* _DESCRIPTION OF THE TASK_: Write out the records word for word, with no pictures.

* _RECORD LIST_:

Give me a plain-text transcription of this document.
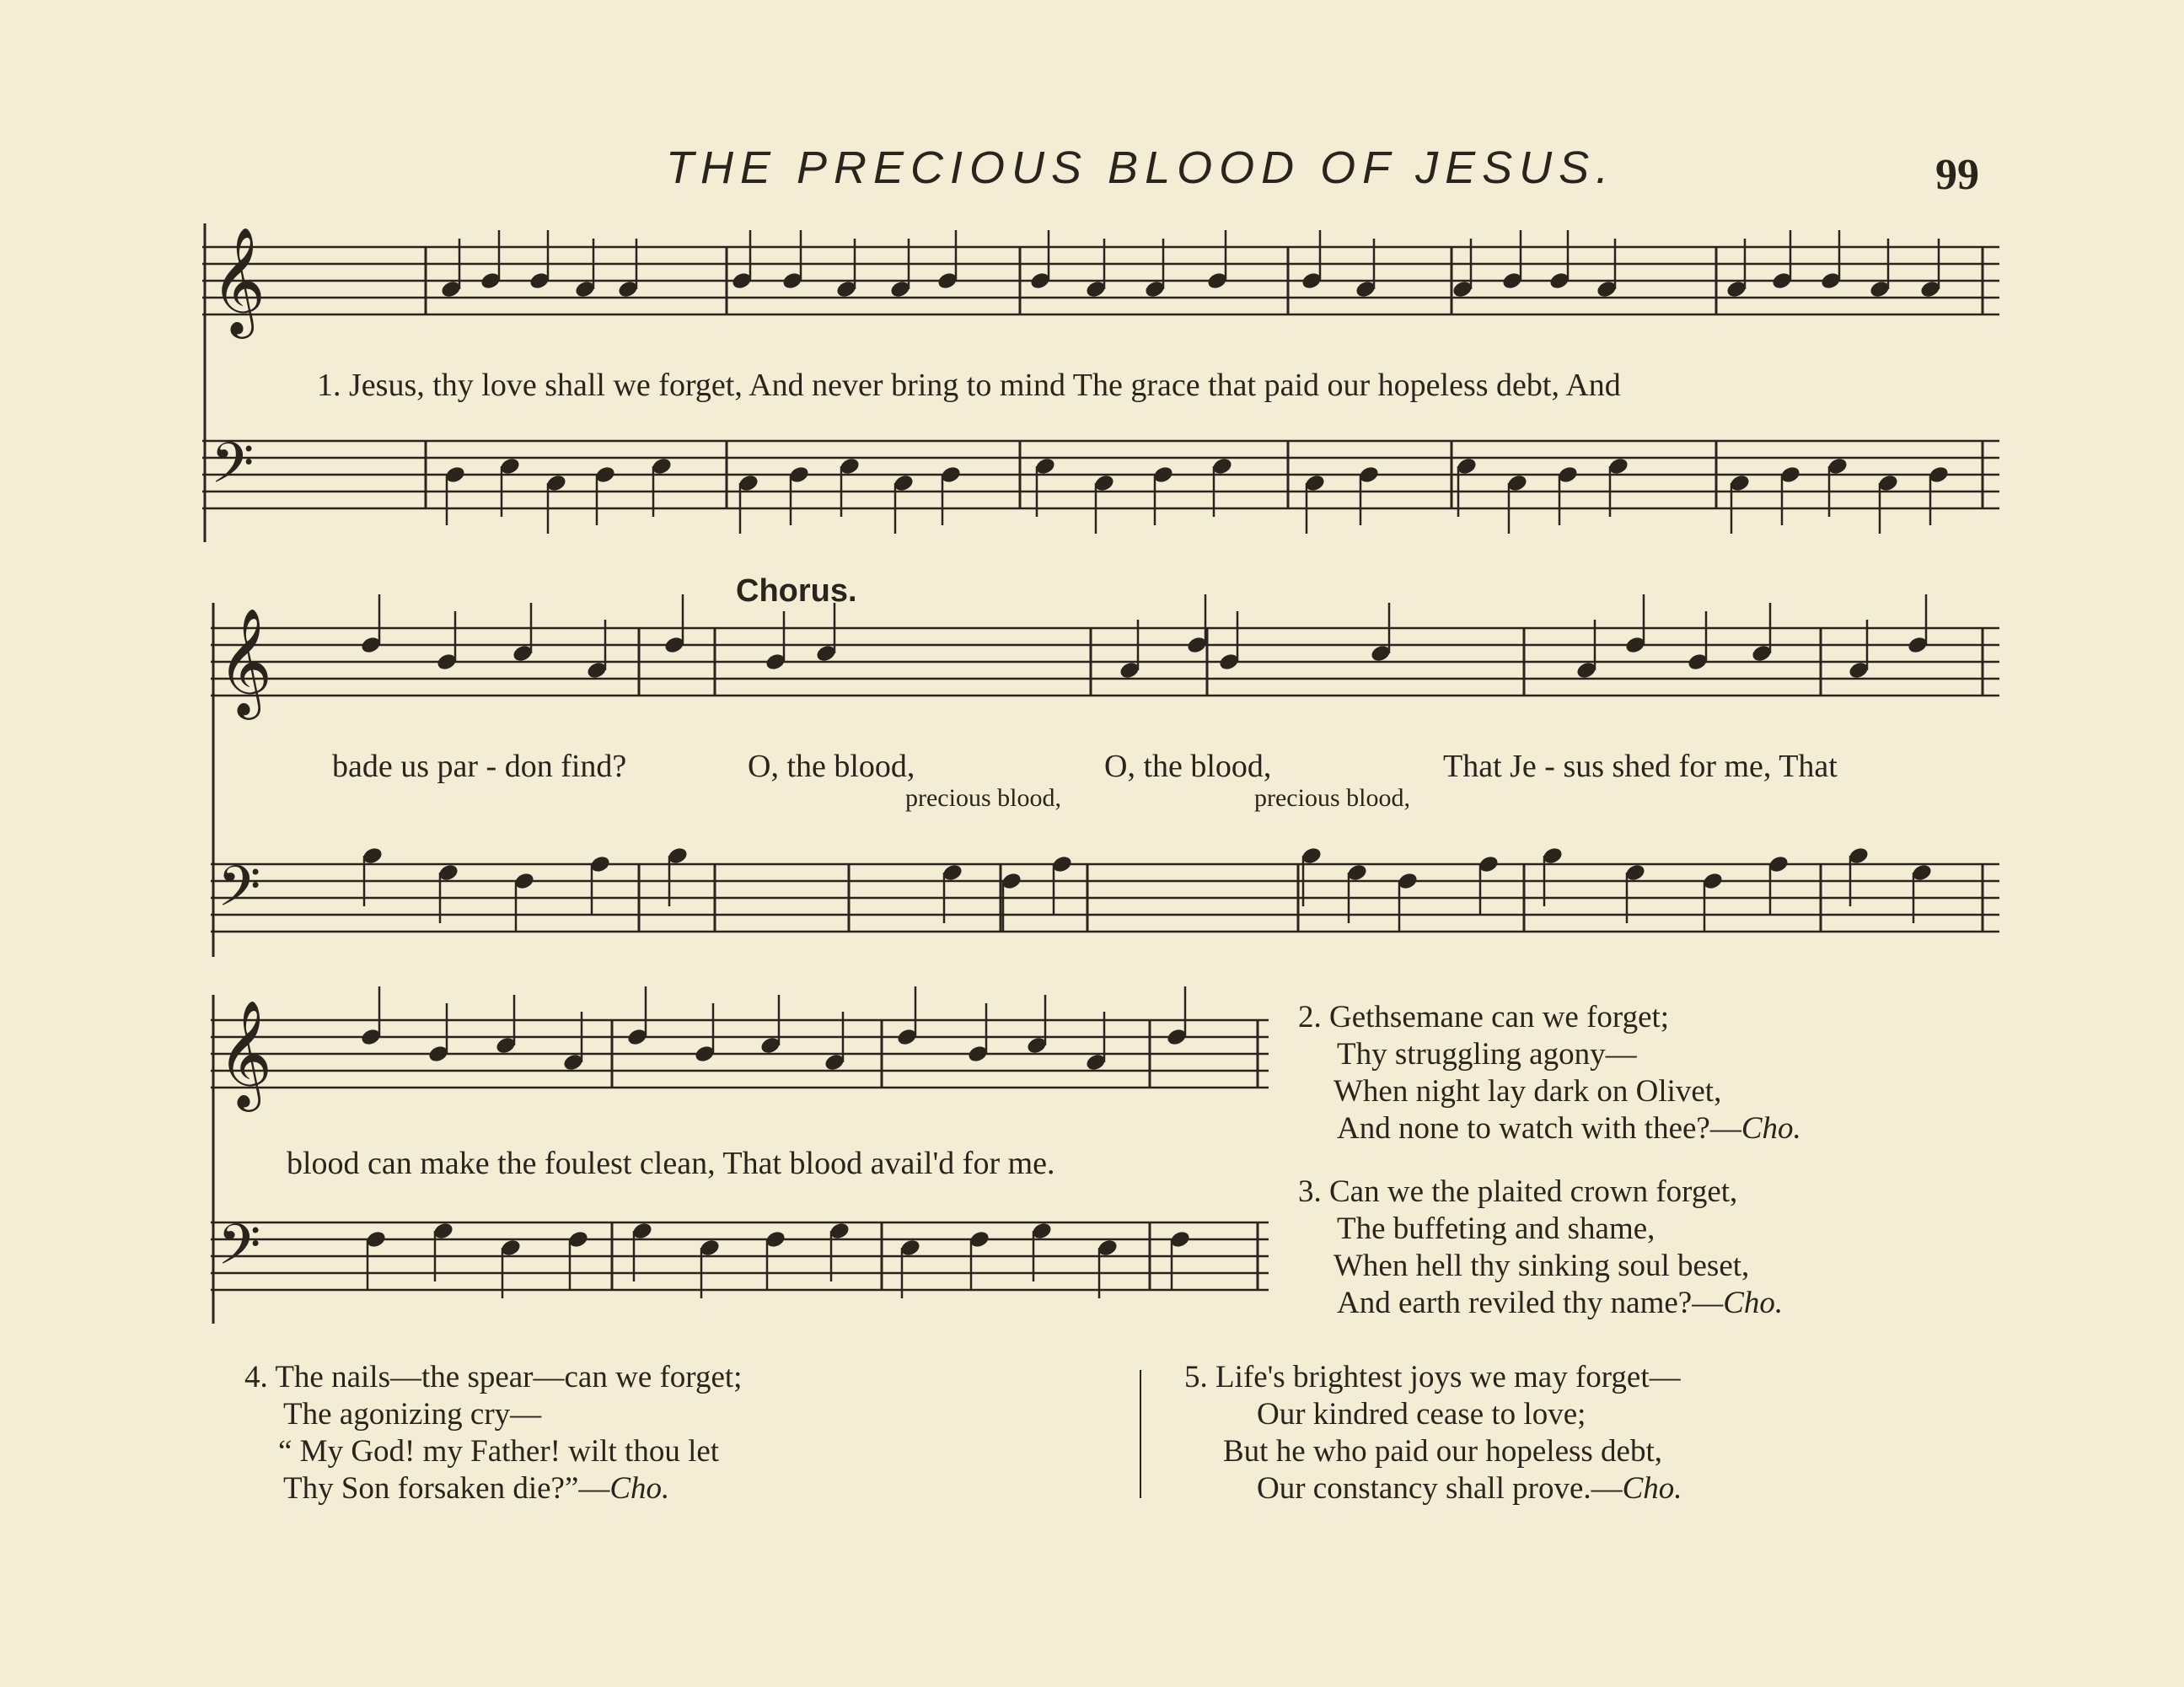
THE PRECIOUS BLOOD OF JESUS.	99
𝄞
𝄢
𝄞
𝄢
𝄞
𝄢
1. Jesus, thy love shall we forget, And never bring to mind The grace that paid our hopeless debt, And
Chorus.
bade us par - don find?	O, the blood,	O, the blood,	That Je - sus shed for me, That
precious blood,	precious blood,
blood can make the foulest clean, That blood avail'd for me.
2. Gethsemane can we forget;
Thy struggling agony—
When night lay dark on Olivet,
And none to watch with thee?—Cho.
3. Can we the plaited crown forget,
The buffeting and shame,
When hell thy sinking soul beset,
And earth reviled thy name?—Cho.
4. The nails—the spear—can we forget;
The agonizing cry—
“ My God! my Father! wilt thou let
Thy Son forsaken die?”—Cho.
5. Life's brightest joys we may forget—
Our kindred cease to love;
But he who paid our hopeless debt,
Our constancy shall prove.—Cho.
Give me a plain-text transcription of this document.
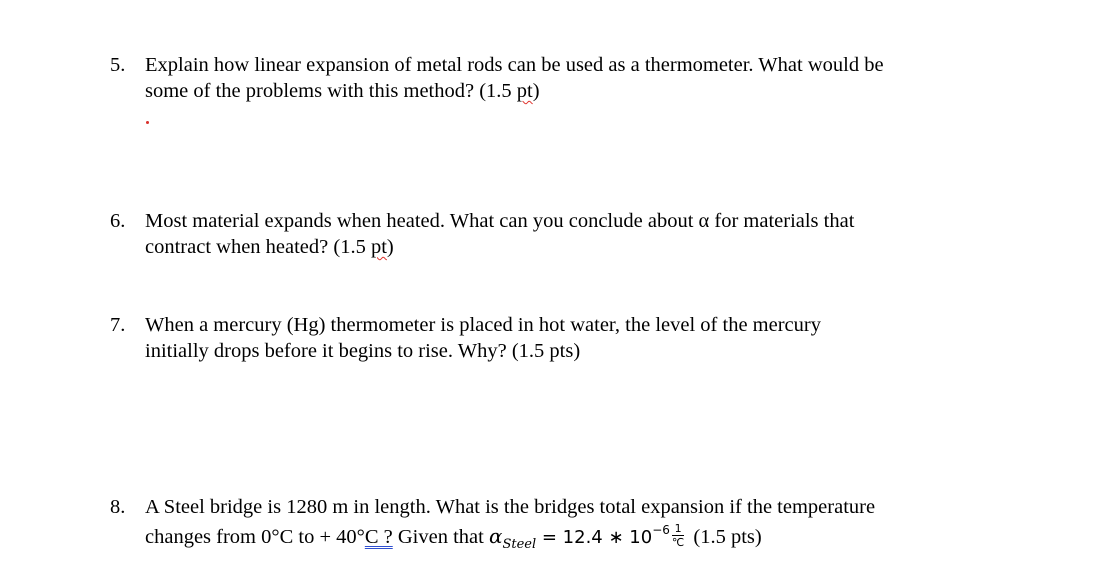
5. Explain how linear expansion of metal rods can be used as a thermometer. What would be
some of the problems with this method? (1.5 pt)
6. Most material expands when heated. What can you conclude about α for materials that
contract when heated? (1.5 pt)
7. When a mercury (Hg) thermometer is placed in hot water, the level of the mercury
initially drops before it begins to rise. Why? (1.5 pts)
8. A Steel bridge is 1280 m in length. What is the bridges total expansion if the temperature
changes from 0°C to + 40°C ? Given that $\alpha_{Steel} = 12.4$ ∗ $10^{-6} \frac{1}{℃} (1.5$ pts)
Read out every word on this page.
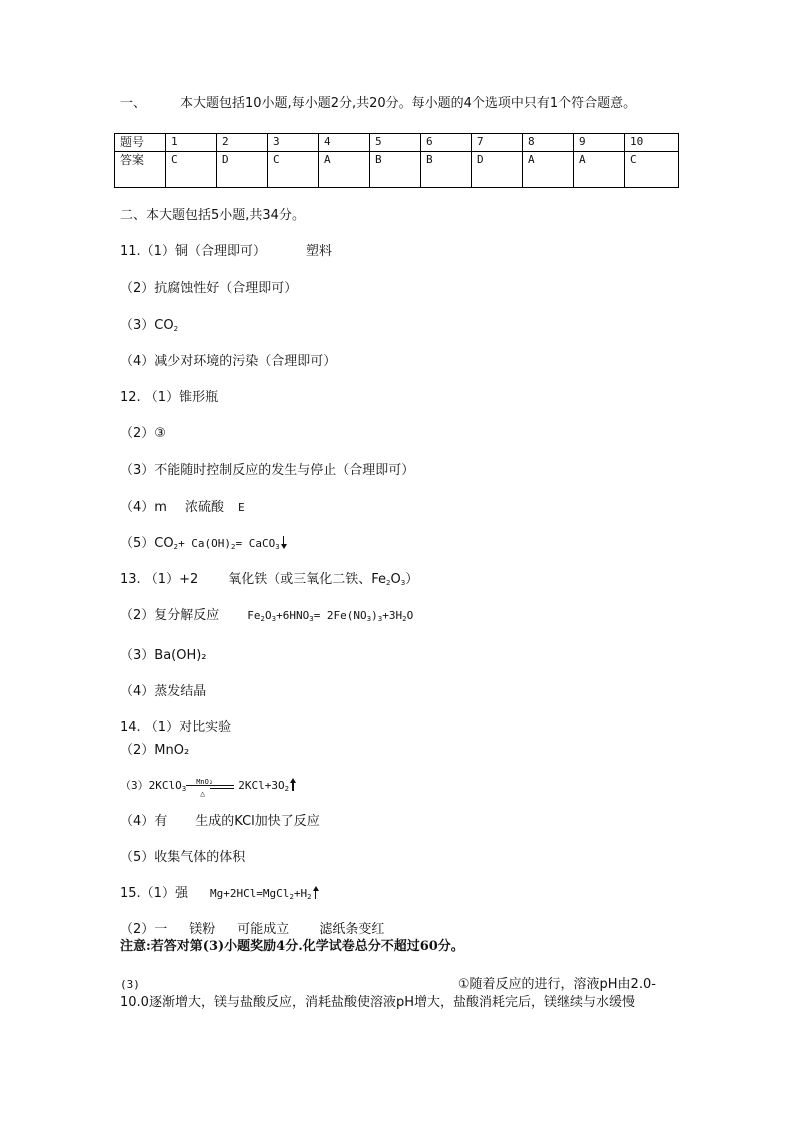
一、	本大题包括10小题,每小题2分,共20分。每小题的4个选项中只有1个符合题意。
题号	1	2	3	4	5	6	7	8	9	10
答案	C	D	C	A	B	B	D	A	A	C
二、本大题包括5小题,共34分。
11.（1）铜（合理即可）	塑料
（2）抗腐蚀性好（合理即可）
$(3)CO_2$
（4）减少对环境的污染（合理即可）
12. （1）锥形瓶
（2）③
（3）不能随时控制反应的发生与停止（合理即可）
（4）m 浓硫酸 E
$(5)CO_2+ Ca(OH)_2=$ CaCO$_3$
13. （1）+2 氧化铁（或三氧化二铁、$Fe_2O_3$）
（2）复分解反应	$Fe_2O_3+6HNO_3= 2Fe(NO_3)_3+3H_2O$
（3）Ba(OH)₂
（4）蒸发结晶
14. （1）对比实验
（2）MnO₂
（3）2KClO$_3$
MnO₂
△
$2KCl+3O_2$
（4）有 生成的KCl加快了反应
（5）收集气体的体积
15.（1）强 $Mg+2HCl=MgCl_2+H_2$
（2）一 镁粉 可能成立 滤纸条变红
注意:若答对第(3)小题奖励4分.化学试卷总分不超过60分。
(3)	①随着反应的进行，溶液pH由2.0-
10.0逐渐增大，镁与盐酸反应，消耗盐酸使溶液pH增大，盐酸消耗完后，镁继续与水缓慢
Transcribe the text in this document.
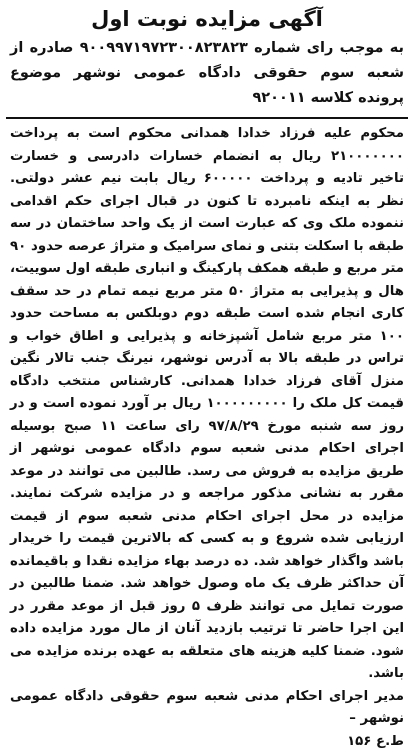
آگهی مزایده نوبت اول
به موجب رای شماره ۹۰۰۹۹۷۱۹۷۲۳۰۰۸۲۳۸۲۳ صادره از شعبه سوم حقوقی دادگاه عمومی نوشهر موضوع پرونده کلاسه ۹۲۰۰۱۱
محکوم علیه فرزاد خدادا همدانی محکوم است به پرداخت ۲۱۰۰۰۰۰۰۰ ریال به انضمام خسارات دادرسی و خسارت تاخیر تادیه و پرداخت ۶۰۰۰۰۰ ریال بابت نیم عشر دولتی. نظر به اینکه نامبرده تا کنون در قبال اجرای حکم اقدامی ننموده ملک وی که عبارت است از یک واحد ساختمان در سه طبقه با اسکلت بتنی و نمای سرامیک و متراژ عرصه حدود ۹۰ متر مربع و طبقه همکف پارکینگ و انباری طبقه اول سوییت، هال و پذیرایی به متراژ ۵۰ متر مربع نیمه تمام در حد سقف کاری انجام شده است طبقه دوم دوبلکس به مساحت حدود ۱۰۰ متر مربع شامل آشپزخانه و پذیرایی و اطاق خواب و تراس در طبقه بالا به آدرس نوشهر، نیرنگ جنب تالار نگین منزل آقای فرزاد خدادا همدانی. کارشناس منتخب دادگاه قیمت کل ملک را ۱۰۰۰۰۰۰۰۰۰ ریال بر آورد نموده است و در روز سه شنبه مورخ ۹۷/۸/۲۹ رای ساعت ۱۱ صبح بوسیله اجرای احکام مدنی شعبه سوم دادگاه عمومی نوشهر از طریق مزایده به فروش می رسد. طالبین می توانند در موعد مقرر به نشانی مذکور مراجعه و در مزایده شرکت نمایند. مزایده در محل اجرای احکام مدنی شعبه سوم از قیمت ارزیابی شده شروع و به کسی که بالاترین قیمت را خریدار باشد واگذار خواهد شد. ده درصد بهاء مزایده نقدا و باقیمانده آن حداکثر ظرف یک ماه وصول خواهد شد. ضمنا طالبین در صورت تمایل می توانند ظرف ۵ روز قبل از موعد مقرر در این اجرا حاضر تا ترتیب بازدید آنان از مال مورد مزایده داده شود. ضمنا کلیه هزینه های متعلقه به عهده برنده مزایده می باشد.
مدیر اجرای احکام مدنی شعبه سوم حقوقی دادگاه عمومی نوشهر –
ط.ع ۱۵۶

* _OUTPUT OF THE TASK_:
Give me a plain-text transcription of this document.
THE PRECIOUS BLOOD OF JESUS.	99
𝄞
𝄢
𝄞
𝄢
𝄞
𝄢
1. Jesus, thy love shall we forget, And never bring to mind The grace that paid our hopeless debt, And
Chorus.
bade us par - don find?	O, the blood,	O, the blood,	That Je - sus shed for me, That
precious blood,	precious blood,
blood can make the foulest clean, That blood avail'd for me.
2. Gethsemane can we forget;
Thy struggling agony—
When night lay dark on Olivet,
And none to watch with thee?—Cho.
3. Can we the plaited crown forget,
The buffeting and shame,
When hell thy sinking soul beset,
And earth reviled thy name?—Cho.
4. The nails—the spear—can we forget;
The agonizing cry—
“ My God! my Father! wilt thou let
Thy Son forsaken die?”—Cho.
5. Life's brightest joys we may forget—
Our kindred cease to love;
But he who paid our hopeless debt,
Our constancy shall prove.—Cho.
Give me a plain-text transcription of this document.
5. Explain how linear expansion of metal rods can be used as a thermometer. What would be
some of the problems with this method? (1.5 pt)
6. Most material expands when heated. What can you conclude about α for materials that
contract when heated? (1.5 pt)
7. When a mercury (Hg) thermometer is placed in hot water, the level of the mercury
initially drops before it begins to rise. Why? (1.5 pts)
8. A Steel bridge is 1280 m in length. What is the bridges total expansion if the temperature
changes from 0°C to + 40°C ? Given that $\alpha_{Steel} = 12.4$ ∗ $10^{-6} \frac{1}{℃} (1.5$ pts)
Read out every word on this page.
一、	本大题包括10小题,每小题2分,共20分。每小题的4个选项中只有1个符合题意。
题号	1	2	3	4	5	6	7	8	9	10
答案	C	D	C	A	B	B	D	A	A	C
二、本大题包括5小题,共34分。
11.（1）铜（合理即可）	塑料
（2）抗腐蚀性好（合理即可）
$(3)CO_2$
（4）减少对环境的污染（合理即可）
12. （1）锥形瓶
（2）③
（3）不能随时控制反应的发生与停止（合理即可）
（4）m 浓硫酸 E
$(5)CO_2+ Ca(OH)_2=$ CaCO$_3$
13. （1）+2 氧化铁（或三氧化二铁、$Fe_2O_3$）
（2）复分解反应	$Fe_2O_3+6HNO_3= 2Fe(NO_3)_3+3H_2O$
（3）Ba(OH)₂
（4）蒸发结晶
14. （1）对比实验
（2）MnO₂
（3）2KClO$_3$
MnO₂
△
$2KCl+3O_2$
（4）有 生成的KCl加快了反应
（5）收集气体的体积
15.（1）强 $Mg+2HCl=MgCl_2+H_2$
（2）一 镁粉 可能成立 滤纸条变红
注意:若答对第(3)小题奖励4分.化学试卷总分不超过60分。
(3)	①随着反应的进行，溶液pH由2.0-
10.0逐渐增大，镁与盐酸反应，消耗盐酸使溶液pH增大，盐酸消耗完后，镁继续与水缓慢
Transcribe the text in this document.
آگهی مزایده نوبت اول
به موجب رای شماره ۹۰۰۹۹۷۱۹۷۲۳۰۰۸۲۳۸۲۳ صادره از شعبه سوم حقوقی دادگاه عمومی نوشهر موضوع پرونده کلاسه ۹۲۰۰۱۱
محکوم علیه فرزاد خدادا همدانی محکوم است به پرداخت ۲۱۰۰۰۰۰۰۰ ریال به انضمام خسارات دادرسی و خسارت تاخیر تادیه و پرداخت ۶۰۰۰۰۰ ریال بابت نیم عشر دولتی. نظر به اینکه نامبرده تا کنون در قبال اجرای حکم اقدامی ننموده ملک وی که عبارت است از یک واحد ساختمان در سه طبقه با اسکلت بتنی و نمای سرامیک و متراژ عرصه حدود ۹۰ متر مربع و طبقه همکف پارکینگ و انباری طبقه اول سوییت، هال و پذیرایی به متراژ ۵۰ متر مربع نیمه تمام در حد سقف کاری انجام شده است طبقه دوم دوبلکس به مساحت حدود ۱۰۰ متر مربع شامل آشپزخانه و پذیرایی و اطاق خواب و تراس در طبقه بالا به آدرس نوشهر، نیرنگ جنب تالار نگین منزل آقای فرزاد خدادا همدانی. کارشناس منتخب دادگاه قیمت کل ملک را ۱۰۰۰۰۰۰۰۰۰ ریال بر آورد نموده است و در روز سه شنبه مورخ ۹۷/۸/۲۹ رای ساعت ۱۱ صبح بوسیله اجرای احکام مدنی شعبه سوم دادگاه عمومی نوشهر از طریق مزایده به فروش می رسد. طالبین می توانند در موعد مقرر به نشانی مذکور مراجعه و در مزایده شرکت نمایند. مزایده در محل اجرای احکام مدنی شعبه سوم از قیمت ارزیابی شده شروع و به کسی که بالاترین قیمت را خریدار باشد واگذار خواهد شد. ده درصد بهاء مزایده نقدا و باقیمانده آن حداکثر ظرف یک ماه وصول خواهد شد. ضمنا طالبین در صورت تمایل می توانند ظرف ۵ روز قبل از موعد مقرر در این اجرا حاضر تا ترتیب بازدید آنان از مال مورد مزایده داده شود. ضمنا کلیه هزینه های متعلقه به عهده برنده مزایده می باشد.
مدیر اجرای احکام مدنی شعبه سوم حقوقی دادگاه عمومی نوشهر –
ط.ع ۱۵۶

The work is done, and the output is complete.